» Set problem
The entries below need to be written out exactly, with no pictures included.

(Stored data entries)
begin

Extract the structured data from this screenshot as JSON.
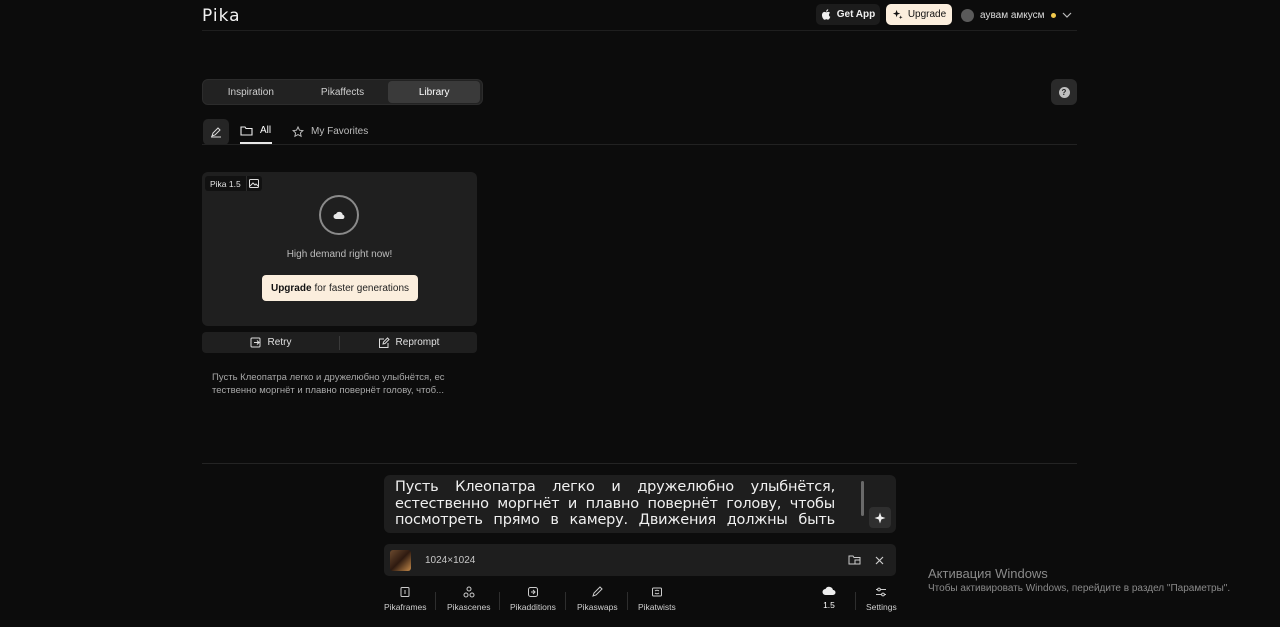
{
  "header": {
    "logo": "Pika",
    "get_app_label": "Get App",
    "upgrade_label": "Upgrade",
    "user_name": "аувам амкусм"
  },
  "tabs": [
    {
      "label": "Inspiration"
    },
    {
      "label": "Pikaffects"
    },
    {
      "label": "Library",
      "active": true
    }
  ],
  "subnav": {
    "all_label": "All",
    "favorites_label": "My Favorites"
  },
  "card": {
    "model_badge": "Pika 1.5",
    "status_text": "High demand right now!",
    "upgrade_bold": "Upgrade",
    "upgrade_rest": "for faster generations",
    "retry_label": "Retry",
    "reprompt_label": "Reprompt",
    "prompt_preview": "Пусть Клеопатра легко и дружелюбно улыбнётся, ес тественно моргнёт и плавно повернёт голову, чтоб..."
  },
  "prompt": {
    "text": "Пусть Клеопатра легко и дружелюбно улыбнётся, естественно моргнёт и плавно повернёт голову, чтобы посмотреть прямо в камеру. Движения должны быть мягкими, изящными и"
  },
  "media": {
    "dimensions": "1024×1024"
  },
  "toolbar": {
    "items": [
      {
        "label": "Pikaframes",
        "icon": "frames-icon"
      },
      {
        "label": "Pikascenes",
        "icon": "scenes-icon"
      },
      {
        "label": "Pikadditions",
        "icon": "additions-icon"
      },
      {
        "label": "Pikaswaps",
        "icon": "swaps-icon"
      },
      {
        "label": "Pikatwists",
        "icon": "twists-icon"
      }
    ],
    "model_label": "1.5",
    "settings_label": "Settings"
  },
  "watermark": {
    "title": "Активация Windows",
    "subtitle": "Чтобы активировать Windows, перейдите в раздел \"Параметры\"."
  },
  "colors": {
    "background": "#0c0c0c",
    "accent_cream": "#fbeedd",
    "status_dot": "#f2c94c"
  }
}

end

» Answer to this task
Extract the structured data from this screenshot as JSON.
{
  "header": {
    "logo": "Pika",
    "get_app_label": "Get App",
    "upgrade_label": "Upgrade",
    "user_name": "аувам амкусм"
  },
  "tabs": [
    {
      "label": "Inspiration"
    },
    {
      "label": "Pikaffects"
    },
    {
      "label": "Library",
      "active": true
    }
  ],
  "subnav": {
    "all_label": "All",
    "favorites_label": "My Favorites"
  },
  "card": {
    "model_badge": "Pika 1.5",
    "status_text": "High demand right now!",
    "upgrade_bold": "Upgrade",
    "upgrade_rest": "for faster generations",
    "retry_label": "Retry",
    "reprompt_label": "Reprompt",
    "prompt_preview": "Пусть Клеопатра легко и дружелюбно улыбнётся, ес тественно моргнёт и плавно повернёт голову, чтоб..."
  },
  "prompt": {
    "text": "Пусть Клеопатра легко и дружелюбно улыбнётся, естественно моргнёт и плавно повернёт голову, чтобы посмотреть прямо в камеру. Движения должны быть мягкими, изящными и"
  },
  "media": {
    "dimensions": "1024×1024"
  },
  "toolbar": {
    "items": [
      {
        "label": "Pikaframes",
        "icon": "frames-icon"
      },
      {
        "label": "Pikascenes",
        "icon": "scenes-icon"
      },
      {
        "label": "Pikadditions",
        "icon": "additions-icon"
      },
      {
        "label": "Pikaswaps",
        "icon": "swaps-icon"
      },
      {
        "label": "Pikatwists",
        "icon": "twists-icon"
      }
    ],
    "model_label": "1.5",
    "settings_label": "Settings"
  },
  "watermark": {
    "title": "Активация Windows",
    "subtitle": "Чтобы активировать Windows, перейдите в раздел \"Параметры\"."
  },
  "colors": {
    "background": "#0c0c0c",
    "accent_cream": "#fbeedd",
    "status_dot": "#f2c94c"
  }
}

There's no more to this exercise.